Your task is to copy every line of the entries that contains "AUDUSD".

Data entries
---
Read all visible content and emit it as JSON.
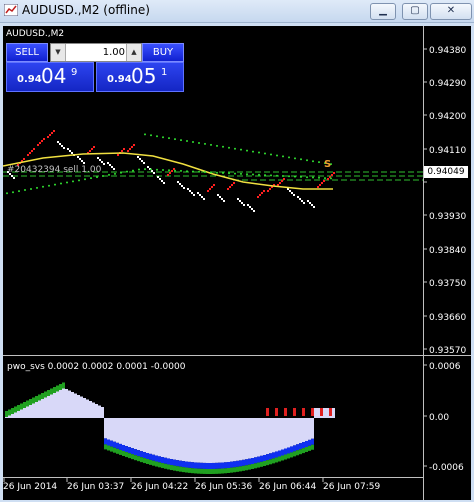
{
  "window": {
    "title": "AUDUSD.,M2 (offline)",
    "controls": [
      "minimize",
      "restore",
      "close"
    ]
  },
  "chart": {
    "symbol_label": "AUDUSD.,M2",
    "price_axis": [
      "0.94380",
      "0.94290",
      "0.94200",
      "0.94110",
      "0.93930",
      "0.93840",
      "0.93750",
      "0.93660",
      "0.93570"
    ],
    "current_price": "0.94049",
    "time_axis": [
      "26 Jun 2014",
      "26 Jun 03:37",
      "26 Jun 04:22",
      "26 Jun 05:36",
      "26 Jun 06:44",
      "26 Jun 07:59"
    ],
    "order_label": "#20432394 sell 1.00",
    "signal_marker": "S"
  },
  "trade_panel": {
    "sell_label": "SELL",
    "buy_label": "BUY",
    "lot_value": "1.00",
    "bid": {
      "prefix": "0.94",
      "big": "04",
      "sup": "9"
    },
    "ask": {
      "prefix": "0.94",
      "big": "05",
      "sup": "1"
    }
  },
  "indicator": {
    "label": "pwo_svs 0.0002 0.0002 0.0001 -0.0000",
    "axis": [
      "0.0006",
      "0.00",
      "-0.0006"
    ]
  },
  "colors": {
    "background": "#000000",
    "bull_candle": "#ff2020",
    "bear_candle": "#ffffff",
    "ma_line": "#f0e040",
    "envelope_dots": "#30e030",
    "buttons": "#1a2fe0"
  }
}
---
OUTPUT FOR THIS TASK
    "title": "AUDUSD.,M2 (offline)",
    "symbol_label": "AUDUSD.,M2",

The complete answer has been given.